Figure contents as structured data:

>> start

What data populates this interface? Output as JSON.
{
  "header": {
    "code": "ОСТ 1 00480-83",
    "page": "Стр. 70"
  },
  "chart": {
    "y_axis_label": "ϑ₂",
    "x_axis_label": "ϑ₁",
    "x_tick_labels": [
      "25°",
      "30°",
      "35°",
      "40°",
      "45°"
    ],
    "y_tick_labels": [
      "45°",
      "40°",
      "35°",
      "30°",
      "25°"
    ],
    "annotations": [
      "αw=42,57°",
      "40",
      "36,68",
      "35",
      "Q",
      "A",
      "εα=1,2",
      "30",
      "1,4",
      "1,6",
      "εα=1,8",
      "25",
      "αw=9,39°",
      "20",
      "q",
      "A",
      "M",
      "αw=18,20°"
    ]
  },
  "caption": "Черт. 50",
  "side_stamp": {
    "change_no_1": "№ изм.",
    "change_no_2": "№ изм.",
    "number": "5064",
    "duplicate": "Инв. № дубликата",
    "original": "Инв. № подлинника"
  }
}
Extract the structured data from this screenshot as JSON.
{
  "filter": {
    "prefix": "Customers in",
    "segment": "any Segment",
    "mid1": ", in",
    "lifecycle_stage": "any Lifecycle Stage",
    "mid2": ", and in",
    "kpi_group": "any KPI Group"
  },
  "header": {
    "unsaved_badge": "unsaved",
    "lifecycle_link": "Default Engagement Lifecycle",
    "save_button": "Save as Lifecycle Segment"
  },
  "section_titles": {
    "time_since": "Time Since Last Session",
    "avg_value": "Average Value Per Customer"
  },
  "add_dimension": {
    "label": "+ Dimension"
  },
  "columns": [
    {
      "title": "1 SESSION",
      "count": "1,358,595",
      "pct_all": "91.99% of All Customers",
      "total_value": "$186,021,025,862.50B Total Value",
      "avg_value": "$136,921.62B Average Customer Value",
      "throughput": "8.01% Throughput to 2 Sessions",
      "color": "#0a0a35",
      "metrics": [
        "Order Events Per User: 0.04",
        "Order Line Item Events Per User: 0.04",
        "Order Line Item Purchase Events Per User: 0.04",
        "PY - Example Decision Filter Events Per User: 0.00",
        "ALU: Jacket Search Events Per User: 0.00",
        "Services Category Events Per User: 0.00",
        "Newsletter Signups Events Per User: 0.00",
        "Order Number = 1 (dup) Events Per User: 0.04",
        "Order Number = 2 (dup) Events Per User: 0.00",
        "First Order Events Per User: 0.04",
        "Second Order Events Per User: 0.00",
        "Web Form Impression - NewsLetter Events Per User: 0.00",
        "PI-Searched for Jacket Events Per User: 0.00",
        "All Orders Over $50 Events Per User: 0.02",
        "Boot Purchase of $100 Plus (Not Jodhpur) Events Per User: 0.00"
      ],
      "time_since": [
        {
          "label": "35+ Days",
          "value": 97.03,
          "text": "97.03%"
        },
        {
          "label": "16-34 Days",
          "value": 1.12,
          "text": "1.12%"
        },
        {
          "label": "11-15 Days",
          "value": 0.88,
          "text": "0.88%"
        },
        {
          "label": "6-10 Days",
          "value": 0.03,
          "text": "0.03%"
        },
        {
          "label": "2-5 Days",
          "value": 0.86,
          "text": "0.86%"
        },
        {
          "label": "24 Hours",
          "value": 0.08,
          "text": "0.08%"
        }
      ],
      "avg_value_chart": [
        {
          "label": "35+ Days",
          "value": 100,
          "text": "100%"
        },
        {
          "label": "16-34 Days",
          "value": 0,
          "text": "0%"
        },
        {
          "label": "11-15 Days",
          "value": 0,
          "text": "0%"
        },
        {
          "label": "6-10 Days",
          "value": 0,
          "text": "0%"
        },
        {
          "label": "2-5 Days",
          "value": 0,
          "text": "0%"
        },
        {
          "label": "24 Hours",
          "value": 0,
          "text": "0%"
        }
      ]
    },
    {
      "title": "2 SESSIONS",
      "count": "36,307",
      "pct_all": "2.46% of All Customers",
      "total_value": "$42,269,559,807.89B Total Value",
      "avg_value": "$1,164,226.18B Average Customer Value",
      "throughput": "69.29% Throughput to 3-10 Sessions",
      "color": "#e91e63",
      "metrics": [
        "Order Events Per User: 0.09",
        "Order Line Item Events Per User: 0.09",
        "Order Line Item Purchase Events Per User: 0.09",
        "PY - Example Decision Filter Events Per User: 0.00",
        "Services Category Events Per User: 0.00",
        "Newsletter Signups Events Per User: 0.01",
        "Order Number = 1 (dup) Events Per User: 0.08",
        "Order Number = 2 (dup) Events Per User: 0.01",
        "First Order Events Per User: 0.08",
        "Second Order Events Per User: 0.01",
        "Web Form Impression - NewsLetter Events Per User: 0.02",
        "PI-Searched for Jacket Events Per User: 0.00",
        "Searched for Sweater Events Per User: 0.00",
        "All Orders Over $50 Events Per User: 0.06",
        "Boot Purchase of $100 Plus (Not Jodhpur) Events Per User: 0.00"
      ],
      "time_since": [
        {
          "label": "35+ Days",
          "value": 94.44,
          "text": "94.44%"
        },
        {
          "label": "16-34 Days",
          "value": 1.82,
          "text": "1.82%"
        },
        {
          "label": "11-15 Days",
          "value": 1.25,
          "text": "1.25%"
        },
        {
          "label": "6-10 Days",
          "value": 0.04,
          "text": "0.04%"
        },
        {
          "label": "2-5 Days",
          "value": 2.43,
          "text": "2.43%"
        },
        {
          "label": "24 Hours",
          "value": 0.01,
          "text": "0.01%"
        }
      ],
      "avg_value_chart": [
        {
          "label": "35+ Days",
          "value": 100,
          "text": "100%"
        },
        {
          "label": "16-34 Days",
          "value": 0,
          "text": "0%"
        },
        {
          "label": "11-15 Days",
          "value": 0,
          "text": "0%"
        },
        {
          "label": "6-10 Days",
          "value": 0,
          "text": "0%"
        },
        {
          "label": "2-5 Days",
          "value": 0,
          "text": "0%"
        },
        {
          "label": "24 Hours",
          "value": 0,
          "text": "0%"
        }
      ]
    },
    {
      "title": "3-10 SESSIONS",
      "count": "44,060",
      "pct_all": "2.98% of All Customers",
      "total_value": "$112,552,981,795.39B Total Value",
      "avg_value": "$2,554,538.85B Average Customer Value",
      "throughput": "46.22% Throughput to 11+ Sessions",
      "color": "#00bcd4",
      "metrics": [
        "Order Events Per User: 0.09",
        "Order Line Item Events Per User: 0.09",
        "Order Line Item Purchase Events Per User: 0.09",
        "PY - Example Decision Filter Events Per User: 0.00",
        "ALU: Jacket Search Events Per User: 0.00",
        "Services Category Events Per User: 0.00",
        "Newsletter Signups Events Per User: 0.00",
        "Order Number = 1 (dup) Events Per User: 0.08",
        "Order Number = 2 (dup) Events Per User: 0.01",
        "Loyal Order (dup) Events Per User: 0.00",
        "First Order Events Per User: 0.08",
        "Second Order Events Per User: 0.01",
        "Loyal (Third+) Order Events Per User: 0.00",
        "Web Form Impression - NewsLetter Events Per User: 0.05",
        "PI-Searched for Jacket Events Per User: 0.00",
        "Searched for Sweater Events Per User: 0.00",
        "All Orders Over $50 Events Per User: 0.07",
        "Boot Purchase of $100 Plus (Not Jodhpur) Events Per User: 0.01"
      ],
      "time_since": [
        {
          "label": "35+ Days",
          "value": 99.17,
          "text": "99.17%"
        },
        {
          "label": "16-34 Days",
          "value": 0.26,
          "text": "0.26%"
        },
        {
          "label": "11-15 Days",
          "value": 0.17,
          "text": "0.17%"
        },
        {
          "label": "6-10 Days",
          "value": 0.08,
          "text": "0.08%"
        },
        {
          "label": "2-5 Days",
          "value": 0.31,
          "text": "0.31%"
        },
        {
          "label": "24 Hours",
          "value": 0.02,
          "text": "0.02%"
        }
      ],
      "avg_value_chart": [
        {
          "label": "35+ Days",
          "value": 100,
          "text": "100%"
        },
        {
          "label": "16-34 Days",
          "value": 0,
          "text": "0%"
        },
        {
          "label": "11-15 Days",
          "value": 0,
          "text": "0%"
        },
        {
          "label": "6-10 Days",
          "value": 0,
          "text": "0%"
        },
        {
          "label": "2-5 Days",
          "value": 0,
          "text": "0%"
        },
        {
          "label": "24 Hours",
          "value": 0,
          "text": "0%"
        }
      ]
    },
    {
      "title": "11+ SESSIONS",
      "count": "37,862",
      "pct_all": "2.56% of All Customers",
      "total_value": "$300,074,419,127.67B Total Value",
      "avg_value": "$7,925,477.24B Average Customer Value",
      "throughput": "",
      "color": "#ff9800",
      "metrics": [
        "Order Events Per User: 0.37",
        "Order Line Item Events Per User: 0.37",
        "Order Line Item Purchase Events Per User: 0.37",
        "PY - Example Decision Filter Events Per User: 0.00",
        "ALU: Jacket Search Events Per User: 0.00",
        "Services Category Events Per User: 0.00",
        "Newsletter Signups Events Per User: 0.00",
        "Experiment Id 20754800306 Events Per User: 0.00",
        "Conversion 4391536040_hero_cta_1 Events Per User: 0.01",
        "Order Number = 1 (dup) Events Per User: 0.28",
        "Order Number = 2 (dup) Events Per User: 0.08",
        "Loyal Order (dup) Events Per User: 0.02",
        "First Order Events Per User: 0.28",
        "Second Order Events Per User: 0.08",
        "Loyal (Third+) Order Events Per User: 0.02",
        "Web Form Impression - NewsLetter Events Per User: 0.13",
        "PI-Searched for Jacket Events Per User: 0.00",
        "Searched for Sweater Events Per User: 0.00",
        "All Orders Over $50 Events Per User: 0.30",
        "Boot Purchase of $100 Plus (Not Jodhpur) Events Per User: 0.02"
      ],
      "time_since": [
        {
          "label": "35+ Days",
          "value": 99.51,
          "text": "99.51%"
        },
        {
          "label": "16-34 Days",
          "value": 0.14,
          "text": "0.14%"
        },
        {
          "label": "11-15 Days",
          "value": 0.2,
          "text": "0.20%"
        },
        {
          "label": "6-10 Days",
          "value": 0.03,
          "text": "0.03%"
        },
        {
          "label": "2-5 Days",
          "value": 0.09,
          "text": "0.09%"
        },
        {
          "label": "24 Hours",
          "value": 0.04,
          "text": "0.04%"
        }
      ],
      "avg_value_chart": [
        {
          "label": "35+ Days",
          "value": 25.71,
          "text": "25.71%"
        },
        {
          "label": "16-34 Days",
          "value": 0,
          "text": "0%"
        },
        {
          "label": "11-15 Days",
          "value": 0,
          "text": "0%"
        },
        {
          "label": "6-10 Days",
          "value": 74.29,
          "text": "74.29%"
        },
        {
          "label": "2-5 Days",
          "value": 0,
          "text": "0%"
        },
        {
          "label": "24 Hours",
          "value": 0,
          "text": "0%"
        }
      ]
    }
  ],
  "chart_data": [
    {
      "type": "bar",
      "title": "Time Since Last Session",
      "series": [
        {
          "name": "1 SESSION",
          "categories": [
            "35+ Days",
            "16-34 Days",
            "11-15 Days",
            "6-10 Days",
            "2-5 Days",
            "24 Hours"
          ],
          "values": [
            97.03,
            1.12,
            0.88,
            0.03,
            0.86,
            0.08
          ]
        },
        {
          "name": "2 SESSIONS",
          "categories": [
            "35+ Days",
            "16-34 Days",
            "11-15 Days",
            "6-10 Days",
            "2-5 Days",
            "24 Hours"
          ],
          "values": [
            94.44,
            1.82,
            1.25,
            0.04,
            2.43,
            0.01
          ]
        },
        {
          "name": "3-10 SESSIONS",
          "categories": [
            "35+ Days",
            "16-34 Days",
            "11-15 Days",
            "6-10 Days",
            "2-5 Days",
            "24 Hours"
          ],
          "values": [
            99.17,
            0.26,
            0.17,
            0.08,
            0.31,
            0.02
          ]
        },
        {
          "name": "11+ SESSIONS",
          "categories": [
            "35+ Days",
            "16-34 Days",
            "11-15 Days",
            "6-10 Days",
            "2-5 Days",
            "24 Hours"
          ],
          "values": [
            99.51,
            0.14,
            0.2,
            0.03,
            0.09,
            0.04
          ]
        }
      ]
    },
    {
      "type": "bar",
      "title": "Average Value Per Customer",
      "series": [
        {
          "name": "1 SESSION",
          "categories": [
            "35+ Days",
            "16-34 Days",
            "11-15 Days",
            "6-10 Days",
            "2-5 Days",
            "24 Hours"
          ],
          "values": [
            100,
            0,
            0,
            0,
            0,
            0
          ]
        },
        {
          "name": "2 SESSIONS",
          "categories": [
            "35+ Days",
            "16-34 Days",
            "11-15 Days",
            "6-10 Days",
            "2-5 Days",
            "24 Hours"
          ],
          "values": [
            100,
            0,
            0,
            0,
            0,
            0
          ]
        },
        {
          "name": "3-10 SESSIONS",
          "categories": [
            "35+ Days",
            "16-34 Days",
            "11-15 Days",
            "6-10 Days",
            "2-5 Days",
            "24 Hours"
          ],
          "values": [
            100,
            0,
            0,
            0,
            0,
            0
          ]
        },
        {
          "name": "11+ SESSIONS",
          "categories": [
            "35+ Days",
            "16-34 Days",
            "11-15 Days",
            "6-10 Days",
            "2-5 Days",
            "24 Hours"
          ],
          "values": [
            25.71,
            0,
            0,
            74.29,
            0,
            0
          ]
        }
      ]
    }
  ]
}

>> end

Show each line in the entries that holds the string "Plus".

**Solution to the exercise**
        "Boot Purchase of $100 Plus (Not Jodhpur) Events Per User: 0.00"
        "Boot Purchase of $100 Plus (Not Jodhpur) Events Per User: 0.00"
        "Boot Purchase of $100 Plus (Not Jodhpur) Events Per User: 0.01"
        "Boot Purchase of $100 Plus (Not Jodhpur) Events Per User: 0.02"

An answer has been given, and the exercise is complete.